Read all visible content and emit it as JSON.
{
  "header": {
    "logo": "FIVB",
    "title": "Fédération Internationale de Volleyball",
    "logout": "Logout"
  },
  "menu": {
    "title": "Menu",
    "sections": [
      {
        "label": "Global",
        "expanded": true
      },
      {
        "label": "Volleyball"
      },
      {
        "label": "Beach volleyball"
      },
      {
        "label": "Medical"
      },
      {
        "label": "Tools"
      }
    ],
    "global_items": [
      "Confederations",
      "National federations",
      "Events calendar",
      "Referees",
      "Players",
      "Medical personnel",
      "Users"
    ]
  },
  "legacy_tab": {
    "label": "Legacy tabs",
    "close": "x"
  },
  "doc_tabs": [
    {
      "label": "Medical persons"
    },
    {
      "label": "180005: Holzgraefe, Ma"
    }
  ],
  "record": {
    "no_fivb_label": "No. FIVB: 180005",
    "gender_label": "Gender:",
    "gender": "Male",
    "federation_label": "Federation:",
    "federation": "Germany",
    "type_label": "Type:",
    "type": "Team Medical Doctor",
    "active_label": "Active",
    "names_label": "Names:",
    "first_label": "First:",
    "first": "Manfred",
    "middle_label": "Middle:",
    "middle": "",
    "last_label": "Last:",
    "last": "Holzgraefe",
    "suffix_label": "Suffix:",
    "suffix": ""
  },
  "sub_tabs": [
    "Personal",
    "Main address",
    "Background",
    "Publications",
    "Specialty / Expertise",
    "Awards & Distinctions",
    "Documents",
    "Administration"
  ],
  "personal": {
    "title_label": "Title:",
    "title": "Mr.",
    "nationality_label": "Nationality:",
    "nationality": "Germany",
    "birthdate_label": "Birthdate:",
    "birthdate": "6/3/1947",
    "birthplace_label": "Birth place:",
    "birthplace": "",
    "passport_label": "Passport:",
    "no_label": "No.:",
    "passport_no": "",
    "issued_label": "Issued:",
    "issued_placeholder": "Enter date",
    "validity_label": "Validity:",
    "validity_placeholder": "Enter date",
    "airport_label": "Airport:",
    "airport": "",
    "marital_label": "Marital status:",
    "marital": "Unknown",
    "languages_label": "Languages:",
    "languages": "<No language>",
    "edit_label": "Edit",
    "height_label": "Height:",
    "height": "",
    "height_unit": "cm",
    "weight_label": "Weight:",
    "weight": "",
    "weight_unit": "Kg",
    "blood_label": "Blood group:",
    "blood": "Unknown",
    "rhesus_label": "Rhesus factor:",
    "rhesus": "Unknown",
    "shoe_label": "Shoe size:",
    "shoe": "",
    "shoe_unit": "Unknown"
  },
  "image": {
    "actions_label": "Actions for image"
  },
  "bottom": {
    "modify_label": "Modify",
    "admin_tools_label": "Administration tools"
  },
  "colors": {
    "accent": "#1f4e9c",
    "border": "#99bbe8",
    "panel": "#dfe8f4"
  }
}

^^^^

Repeat every record exactly as written, please.

Read all visible content and emit it as JSON.
{
  "header": {
    "logo": "FIVB",
    "title": "Fédération Internationale de Volleyball",
    "logout": "Logout"
  },
  "menu": {
    "title": "Menu",
    "sections": [
      {
        "label": "Global",
        "expanded": true
      },
      {
        "label": "Volleyball"
      },
      {
        "label": "Beach volleyball"
      },
      {
        "label": "Medical"
      },
      {
        "label": "Tools"
      }
    ],
    "global_items": [
      "Confederations",
      "National federations",
      "Events calendar",
      "Referees",
      "Players",
      "Medical personnel",
      "Users"
    ]
  },
  "legacy_tab": {
    "label": "Legacy tabs",
    "close": "x"
  },
  "doc_tabs": [
    {
      "label": "Medical persons"
    },
    {
      "label": "180005: Holzgraefe, Ma"
    }
  ],
  "record": {
    "no_fivb_label": "No. FIVB: 180005",
    "gender_label": "Gender:",
    "gender": "Male",
    "federation_label": "Federation:",
    "federation": "Germany",
    "type_label": "Type:",
    "type": "Team Medical Doctor",
    "active_label": "Active",
    "names_label": "Names:",
    "first_label": "First:",
    "first": "Manfred",
    "middle_label": "Middle:",
    "middle": "",
    "last_label": "Last:",
    "last": "Holzgraefe",
    "suffix_label": "Suffix:",
    "suffix": ""
  },
  "sub_tabs": [
    "Personal",
    "Main address",
    "Background",
    "Publications",
    "Specialty / Expertise",
    "Awards & Distinctions",
    "Documents",
    "Administration"
  ],
  "personal": {
    "title_label": "Title:",
    "title": "Mr.",
    "nationality_label": "Nationality:",
    "nationality": "Germany",
    "birthdate_label": "Birthdate:",
    "birthdate": "6/3/1947",
    "birthplace_label": "Birth place:",
    "birthplace": "",
    "passport_label": "Passport:",
    "no_label": "No.:",
    "passport_no": "",
    "issued_label": "Issued:",
    "issued_placeholder": "Enter date",
    "validity_label": "Validity:",
    "validity_placeholder": "Enter date",
    "airport_label": "Airport:",
    "airport": "",
    "marital_label": "Marital status:",
    "marital": "Unknown",
    "languages_label": "Languages:",
    "languages": "<No language>",
    "edit_label": "Edit",
    "height_label": "Height:",
    "height": "",
    "height_unit": "cm",
    "weight_label": "Weight:",
    "weight": "",
    "weight_unit": "Kg",
    "blood_label": "Blood group:",
    "blood": "Unknown",
    "rhesus_label": "Rhesus factor:",
    "rhesus": "Unknown",
    "shoe_label": "Shoe size:",
    "shoe": "",
    "shoe_unit": "Unknown"
  },
  "image": {
    "actions_label": "Actions for image"
  },
  "bottom": {
    "modify_label": "Modify",
    "admin_tools_label": "Administration tools"
  },
  "colors": {
    "accent": "#1f4e9c",
    "border": "#99bbe8",
    "panel": "#dfe8f4"
  }
}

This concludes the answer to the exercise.